• PASSAGE GIVEN:
◆ ◆ ◆ ◆ ◆ ◆ ◆
Missions Ministry: 5 Challenges to Future Missionaries (Newsletter 30-7)

5 Challenges to Future Missionaries
Josh Manley

Six years ago my family crossed the ocean to plant a church in the Arab world. An Arab ruler had generously granted land for an evangelical church. While there were risks associated with the move, my wife and I reasoned that a door for the gospel had clearly opened. The risks were well worth taking in light of our knowledge of God and his global purposes through the church.

1. Be Clear about the Gospel
Most any coach will tell you a team never gets past the fundamentals. The same is true with missions. If we begin to think there are matters more urgent than the gospel, we lose the very mission God has given us. Just as the risen Jesus instructed the imprisoned Paul to testify “to the facts about me” (Acts 23:11), our mission is to make the facts about Jesus known to the lost world.

The gospel is an announcement of public facts relevant to and authoritative for every single image-bearer. We need young men and women who will go to the mission field with gospel clarity and gospel urgency—and a commitment to proclaim the facts about Jesus to persuade others to believe.

2. Be Happily and Wholly Committed to the Local Church
The words “happily and wholly” matter. The local church is not an unnecessarily difficult obstacle to overcome in your pursuit of missions. The church is not there to simply sign the approvals you need. The local church is the God-ordained, Jesus-commissioned institution responsible for sending missionaries.

The local church is not an unnecessarily difficult obstacle to overcome in your pursuit of missions.

Even in pioneering contexts where there is no church, healthy missionaries will see their isolation from the church as an aberration, not the norm. We need missionaries who are happily and wholly tethered to the local church, who love the accountability and encouragement she gives, and who are seeking her good through careful, biblical thinking.

At the end of Paul’s first missionary journey, the apostle traveled back through cities where he was persecuted to teach and appoint elders in the churches (Acts 14:24–28). The church sent him (Acts 11:30), and planting churches was his aim. Our mission strategies should prioritize the church as Paul did.

3. Be Willing to Go and Stay
We’ve all heard of one-hit wonders: they have a single hit song and are never heard from again. We desperately need young missionaries committed to going and staying for the long haul. God’s glory and eternal worth is particularly magnified in the lives of his servants who labor for years even when there are difficult trials and little obvious fruit. I’m thankful for the Adoniram Judsons, William Careys, and myriad others who continue to teach us that lasting success cannot be measured by what is immediately visible to the eye.

Lasting success cannot be measured by what is immediately visible to the eye.

The church and the world need people whose ambition is to fall like a grain of wheat into the ground and die, and so bear much fruit (John 12:24). We urgently need some who have a vision for steady faithfulness over the long haul, long after the thrill of a conference is over.
◆ ◆ ◆ ◆ ◆ ◆ ◆
Labeled box records

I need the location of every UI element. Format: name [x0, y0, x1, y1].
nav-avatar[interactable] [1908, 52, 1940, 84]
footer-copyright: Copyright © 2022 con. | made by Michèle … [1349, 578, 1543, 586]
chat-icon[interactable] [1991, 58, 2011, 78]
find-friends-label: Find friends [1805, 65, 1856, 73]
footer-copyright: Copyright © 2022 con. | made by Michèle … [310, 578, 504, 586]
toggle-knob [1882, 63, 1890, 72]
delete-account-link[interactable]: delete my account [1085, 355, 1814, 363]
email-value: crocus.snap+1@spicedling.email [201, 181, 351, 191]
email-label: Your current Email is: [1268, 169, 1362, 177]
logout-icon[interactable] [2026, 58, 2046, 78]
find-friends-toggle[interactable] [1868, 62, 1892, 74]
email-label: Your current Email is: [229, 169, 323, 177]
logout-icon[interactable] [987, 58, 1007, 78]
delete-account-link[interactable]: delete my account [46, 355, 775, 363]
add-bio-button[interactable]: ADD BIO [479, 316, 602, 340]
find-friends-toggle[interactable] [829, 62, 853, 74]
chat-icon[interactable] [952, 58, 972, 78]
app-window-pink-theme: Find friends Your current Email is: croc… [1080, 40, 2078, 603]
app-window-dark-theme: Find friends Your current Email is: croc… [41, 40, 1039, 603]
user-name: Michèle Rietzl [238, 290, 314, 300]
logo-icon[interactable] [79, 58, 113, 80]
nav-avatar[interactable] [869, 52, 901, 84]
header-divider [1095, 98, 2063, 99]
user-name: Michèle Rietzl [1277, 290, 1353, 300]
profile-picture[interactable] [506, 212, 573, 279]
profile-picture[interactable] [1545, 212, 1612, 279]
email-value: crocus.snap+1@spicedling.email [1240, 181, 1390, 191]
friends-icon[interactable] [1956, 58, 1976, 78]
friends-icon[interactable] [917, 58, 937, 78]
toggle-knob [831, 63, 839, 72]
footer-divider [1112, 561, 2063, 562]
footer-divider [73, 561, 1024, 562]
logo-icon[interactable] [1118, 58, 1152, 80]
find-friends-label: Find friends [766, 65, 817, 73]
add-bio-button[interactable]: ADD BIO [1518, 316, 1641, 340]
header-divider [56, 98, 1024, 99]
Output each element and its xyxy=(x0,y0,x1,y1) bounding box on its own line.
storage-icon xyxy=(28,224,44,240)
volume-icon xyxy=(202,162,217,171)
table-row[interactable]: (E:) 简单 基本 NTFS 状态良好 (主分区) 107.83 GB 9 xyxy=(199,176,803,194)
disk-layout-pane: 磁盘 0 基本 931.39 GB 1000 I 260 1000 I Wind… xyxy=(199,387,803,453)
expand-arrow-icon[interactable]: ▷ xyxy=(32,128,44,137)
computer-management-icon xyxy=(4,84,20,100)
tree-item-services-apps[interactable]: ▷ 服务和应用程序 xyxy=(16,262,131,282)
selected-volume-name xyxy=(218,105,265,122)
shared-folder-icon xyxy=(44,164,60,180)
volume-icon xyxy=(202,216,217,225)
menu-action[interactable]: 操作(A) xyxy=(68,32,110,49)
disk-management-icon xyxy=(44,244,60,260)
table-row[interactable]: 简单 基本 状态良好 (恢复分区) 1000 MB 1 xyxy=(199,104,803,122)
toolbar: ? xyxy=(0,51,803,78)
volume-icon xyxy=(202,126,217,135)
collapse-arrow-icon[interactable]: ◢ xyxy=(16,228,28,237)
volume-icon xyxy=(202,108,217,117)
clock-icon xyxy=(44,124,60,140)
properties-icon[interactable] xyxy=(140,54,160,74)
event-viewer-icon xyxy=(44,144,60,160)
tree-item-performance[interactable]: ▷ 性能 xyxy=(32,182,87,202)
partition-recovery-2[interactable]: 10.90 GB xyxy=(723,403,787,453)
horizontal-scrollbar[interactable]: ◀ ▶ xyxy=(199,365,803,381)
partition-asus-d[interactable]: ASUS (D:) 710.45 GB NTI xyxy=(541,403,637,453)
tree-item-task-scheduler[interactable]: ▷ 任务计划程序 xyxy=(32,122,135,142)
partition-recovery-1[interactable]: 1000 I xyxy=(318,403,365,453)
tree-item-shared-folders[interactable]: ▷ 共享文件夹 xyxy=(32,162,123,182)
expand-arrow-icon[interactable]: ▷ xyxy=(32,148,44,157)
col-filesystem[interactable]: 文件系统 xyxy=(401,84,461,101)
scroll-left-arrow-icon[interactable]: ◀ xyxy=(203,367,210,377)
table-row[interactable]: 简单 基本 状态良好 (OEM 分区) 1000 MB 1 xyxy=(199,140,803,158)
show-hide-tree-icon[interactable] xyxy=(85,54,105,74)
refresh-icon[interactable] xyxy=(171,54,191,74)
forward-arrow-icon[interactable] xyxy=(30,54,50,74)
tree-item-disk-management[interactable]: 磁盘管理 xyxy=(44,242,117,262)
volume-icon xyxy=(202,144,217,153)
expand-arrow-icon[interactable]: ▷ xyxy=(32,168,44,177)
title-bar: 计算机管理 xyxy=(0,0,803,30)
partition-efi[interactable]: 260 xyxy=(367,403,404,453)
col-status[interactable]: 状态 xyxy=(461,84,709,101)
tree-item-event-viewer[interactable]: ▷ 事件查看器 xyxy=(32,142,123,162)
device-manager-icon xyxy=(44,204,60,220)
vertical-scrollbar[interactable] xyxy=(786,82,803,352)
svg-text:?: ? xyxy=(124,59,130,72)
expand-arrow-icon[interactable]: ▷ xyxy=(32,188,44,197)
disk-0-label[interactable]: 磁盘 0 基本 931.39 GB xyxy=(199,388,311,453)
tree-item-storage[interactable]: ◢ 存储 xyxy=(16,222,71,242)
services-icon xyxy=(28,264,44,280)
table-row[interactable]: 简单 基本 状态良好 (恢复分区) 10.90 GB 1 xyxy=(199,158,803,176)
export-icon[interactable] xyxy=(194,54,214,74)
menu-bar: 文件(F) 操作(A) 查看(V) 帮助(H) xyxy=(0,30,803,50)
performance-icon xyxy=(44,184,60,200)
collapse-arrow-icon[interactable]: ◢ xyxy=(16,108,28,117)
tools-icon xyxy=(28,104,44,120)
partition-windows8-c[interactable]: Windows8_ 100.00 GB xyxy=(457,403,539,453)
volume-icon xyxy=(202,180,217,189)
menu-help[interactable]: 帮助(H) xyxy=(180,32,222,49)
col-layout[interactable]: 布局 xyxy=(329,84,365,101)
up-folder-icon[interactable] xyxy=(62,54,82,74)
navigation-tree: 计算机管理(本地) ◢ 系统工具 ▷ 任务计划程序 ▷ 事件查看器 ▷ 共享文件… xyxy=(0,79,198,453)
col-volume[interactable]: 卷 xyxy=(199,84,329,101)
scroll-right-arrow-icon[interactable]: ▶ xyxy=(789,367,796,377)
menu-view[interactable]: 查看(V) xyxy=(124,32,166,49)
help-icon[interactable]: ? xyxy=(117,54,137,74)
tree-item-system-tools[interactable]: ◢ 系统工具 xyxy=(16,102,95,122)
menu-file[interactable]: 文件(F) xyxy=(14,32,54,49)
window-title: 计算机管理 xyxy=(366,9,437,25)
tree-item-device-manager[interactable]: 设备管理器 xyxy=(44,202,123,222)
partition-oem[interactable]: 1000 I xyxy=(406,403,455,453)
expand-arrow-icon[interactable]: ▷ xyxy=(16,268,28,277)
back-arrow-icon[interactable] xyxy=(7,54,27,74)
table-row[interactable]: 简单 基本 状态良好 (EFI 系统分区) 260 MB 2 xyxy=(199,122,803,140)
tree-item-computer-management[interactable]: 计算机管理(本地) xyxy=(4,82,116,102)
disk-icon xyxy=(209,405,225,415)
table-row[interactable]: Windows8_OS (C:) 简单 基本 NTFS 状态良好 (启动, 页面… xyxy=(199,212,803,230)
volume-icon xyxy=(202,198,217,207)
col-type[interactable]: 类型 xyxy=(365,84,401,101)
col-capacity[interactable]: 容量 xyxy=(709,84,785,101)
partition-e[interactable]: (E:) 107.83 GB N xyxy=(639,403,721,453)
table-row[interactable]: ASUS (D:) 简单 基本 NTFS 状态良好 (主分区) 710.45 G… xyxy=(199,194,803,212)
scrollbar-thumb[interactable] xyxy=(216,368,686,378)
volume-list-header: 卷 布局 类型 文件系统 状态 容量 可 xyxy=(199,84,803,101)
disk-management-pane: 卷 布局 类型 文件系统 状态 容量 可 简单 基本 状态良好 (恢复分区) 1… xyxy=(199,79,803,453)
◆ ◆ ◆ ◆ ◆ ◆ ◆
Continue the article on challenges facing future missionaries, picking up right after its final sentence.

• ANSWER TO THIS PROBLEM:
4. Be Willing to Persevere in Taking Risks
If you go, it’ll be risky. There is the initial decision and challenges to overcome in getting there and settling. There are immediate risks of what you leave behind. The missionaries I’ve learned the most from are those who don’t settle and get comfortable, but who keep taking God-glorying, faith-fueled risks for the gospel. The horizon of their lives is set on eternity, not retirement, and they keep risking their lives in light of it.

After three missionary journeys, and many conversions and churches planted, Paul could have settled down. Instead, he kept risking his life to testify to the gospel even as a prisoner of Rome (Acts 21–28). May it please the Lord to raise up missionaries whose confidence is firmly rooted in the sovereign God of Scripture—missionaries willing to take risks that make sense only if God is who says he is and can be trusted to keep his promises.

5. Be Steadfast in Prayer
If the Holy Spirit is not central to your missions strategy, you need a new strategy. Missions will always depend on steady, faithful prayer. Only heaven will reveal how many battles have been won through unseen, difficult, sacrificial prayer. The church needs young men and women willing to make that sacrifice.

If the Holy Spirit is not central to your missions strategy, you need a new strategy.

Acts is clear: The gospel wouldn’t have made it to the ends of the earth (Acts 1:8) apart from a rigorous commitment to prayer (Acts 1:24; 4:31–35; 6:6–7; 28:8). I pray the Lord raises up many who will keep fighting in the trenches, willing to pray down heaven until the Lamb who was slain receives the reward of his suffering.

The above article, “5 Challenges to Future Missionaries” was written by Josh Manley. The article was excerpted from https://www.thegospelcoalition.org/article/5-challenges-future-missionaries/.

The material is copyrighted and should not be reprinted under any other name or author. However, this material may be freely used for personal study or research purposes.

This article may not be written by an Apostolic author, but it contains many excellent principles and concepts that can be adapted to most churches. As the old saying goes, “Eat the meat. Throw away the bones.”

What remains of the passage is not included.